Return all lines with the word "live" in them.

Stored records
————————
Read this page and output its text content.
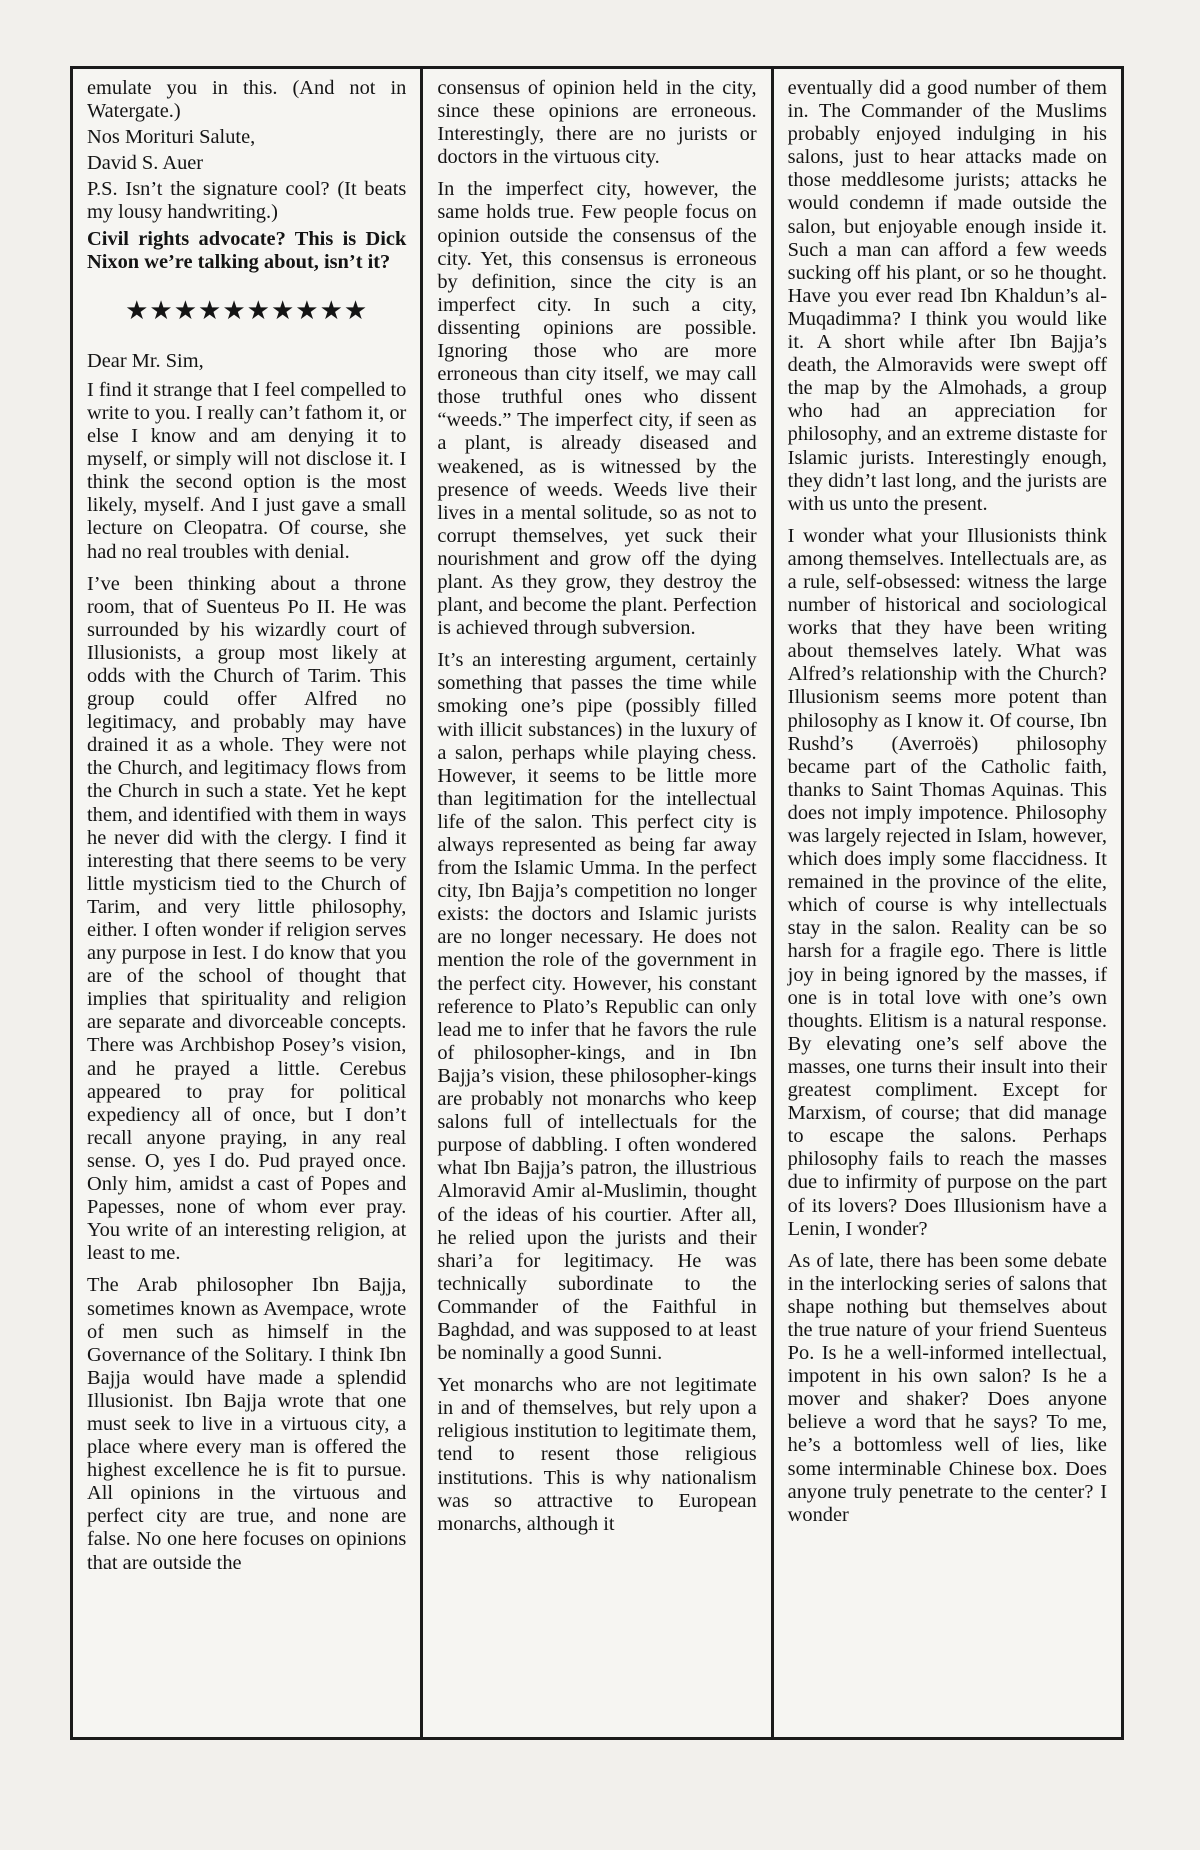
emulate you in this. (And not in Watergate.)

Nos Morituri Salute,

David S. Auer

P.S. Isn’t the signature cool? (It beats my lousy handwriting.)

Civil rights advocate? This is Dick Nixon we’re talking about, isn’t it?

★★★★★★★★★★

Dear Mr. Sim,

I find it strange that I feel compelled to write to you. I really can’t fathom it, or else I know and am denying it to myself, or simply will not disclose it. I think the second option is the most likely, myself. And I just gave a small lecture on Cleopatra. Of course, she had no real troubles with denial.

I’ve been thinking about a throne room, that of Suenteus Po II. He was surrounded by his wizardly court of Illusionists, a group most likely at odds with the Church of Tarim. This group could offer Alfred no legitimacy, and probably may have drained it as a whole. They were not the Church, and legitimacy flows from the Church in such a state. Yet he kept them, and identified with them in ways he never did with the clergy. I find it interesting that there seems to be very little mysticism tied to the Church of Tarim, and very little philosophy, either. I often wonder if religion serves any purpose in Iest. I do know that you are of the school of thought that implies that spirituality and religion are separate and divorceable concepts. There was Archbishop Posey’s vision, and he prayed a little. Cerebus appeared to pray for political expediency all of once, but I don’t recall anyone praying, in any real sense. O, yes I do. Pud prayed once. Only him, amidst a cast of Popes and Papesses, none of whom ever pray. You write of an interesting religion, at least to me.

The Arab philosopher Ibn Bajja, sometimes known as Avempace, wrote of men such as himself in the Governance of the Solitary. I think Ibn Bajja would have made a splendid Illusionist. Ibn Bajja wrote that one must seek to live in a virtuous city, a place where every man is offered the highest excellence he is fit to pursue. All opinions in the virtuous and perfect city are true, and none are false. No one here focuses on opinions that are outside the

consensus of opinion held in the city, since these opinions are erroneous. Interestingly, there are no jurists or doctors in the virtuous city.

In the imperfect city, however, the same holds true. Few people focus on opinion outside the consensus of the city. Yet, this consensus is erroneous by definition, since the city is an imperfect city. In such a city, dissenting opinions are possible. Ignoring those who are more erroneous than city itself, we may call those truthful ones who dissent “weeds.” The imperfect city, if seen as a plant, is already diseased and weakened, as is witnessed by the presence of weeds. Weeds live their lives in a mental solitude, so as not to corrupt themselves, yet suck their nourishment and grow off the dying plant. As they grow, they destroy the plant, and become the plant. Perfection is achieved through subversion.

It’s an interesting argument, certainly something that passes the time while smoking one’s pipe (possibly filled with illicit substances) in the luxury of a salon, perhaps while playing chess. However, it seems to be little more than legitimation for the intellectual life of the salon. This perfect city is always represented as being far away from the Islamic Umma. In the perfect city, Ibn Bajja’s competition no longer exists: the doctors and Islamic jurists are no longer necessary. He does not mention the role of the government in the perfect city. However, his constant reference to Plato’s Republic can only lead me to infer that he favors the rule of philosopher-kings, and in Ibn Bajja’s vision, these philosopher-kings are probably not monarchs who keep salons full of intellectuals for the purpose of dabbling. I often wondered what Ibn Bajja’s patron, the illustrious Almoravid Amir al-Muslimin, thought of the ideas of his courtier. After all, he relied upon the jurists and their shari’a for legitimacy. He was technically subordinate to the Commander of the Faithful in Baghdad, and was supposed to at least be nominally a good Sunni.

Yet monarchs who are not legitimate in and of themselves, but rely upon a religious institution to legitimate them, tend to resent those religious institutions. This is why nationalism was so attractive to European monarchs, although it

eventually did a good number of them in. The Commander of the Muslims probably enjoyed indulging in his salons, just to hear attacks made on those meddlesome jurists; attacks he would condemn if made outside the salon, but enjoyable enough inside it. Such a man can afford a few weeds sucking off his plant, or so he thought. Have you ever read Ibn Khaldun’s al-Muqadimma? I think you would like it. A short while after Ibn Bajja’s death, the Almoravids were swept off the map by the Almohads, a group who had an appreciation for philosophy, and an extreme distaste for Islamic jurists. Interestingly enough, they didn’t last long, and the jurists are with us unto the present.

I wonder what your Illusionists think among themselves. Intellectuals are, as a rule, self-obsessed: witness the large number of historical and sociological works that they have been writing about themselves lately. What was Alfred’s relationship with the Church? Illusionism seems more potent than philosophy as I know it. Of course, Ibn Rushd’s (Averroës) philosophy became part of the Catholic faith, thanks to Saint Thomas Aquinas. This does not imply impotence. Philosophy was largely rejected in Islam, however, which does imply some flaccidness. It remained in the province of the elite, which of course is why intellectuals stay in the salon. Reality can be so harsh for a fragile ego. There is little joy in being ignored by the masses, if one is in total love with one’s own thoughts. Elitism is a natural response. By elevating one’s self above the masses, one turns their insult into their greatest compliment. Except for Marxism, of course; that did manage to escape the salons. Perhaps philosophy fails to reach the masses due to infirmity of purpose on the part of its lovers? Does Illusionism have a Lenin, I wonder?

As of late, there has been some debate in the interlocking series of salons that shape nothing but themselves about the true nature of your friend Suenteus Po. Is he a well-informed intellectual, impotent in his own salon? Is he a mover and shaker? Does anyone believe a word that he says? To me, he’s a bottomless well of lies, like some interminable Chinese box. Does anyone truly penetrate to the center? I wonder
————————
## OUTPUT BELOW
The Arab philosopher Ibn Bajja, sometimes known as Avempace, wrote of men such as himself in the Governance of the Solitary. I think Ibn Bajja would have made a splendid Illusionist. Ibn Bajja wrote that one must seek to live in a virtuous city, a place where every man is offered the highest excellence he is fit to pursue. All opinions in the virtuous and perfect city are true, and none are false. No one here focuses on opinions that are outside the
In the imperfect city, however, the same holds true. Few people focus on opinion outside the consensus of the city. Yet, this consensus is erroneous by definition, since the city is an imperfect city. In such a city, dissenting opinions are possible. Ignoring those who are more erroneous than city itself, we may call those truthful ones who dissent “weeds.” The imperfect city, if seen as a plant, is already diseased and weakened, as is witnessed by the presence of weeds. Weeds live their lives in a mental solitude, so as not to corrupt themselves, yet suck their nourishment and grow off the dying plant. As they grow, they destroy the plant, and become the plant. Perfection is achieved through subversion.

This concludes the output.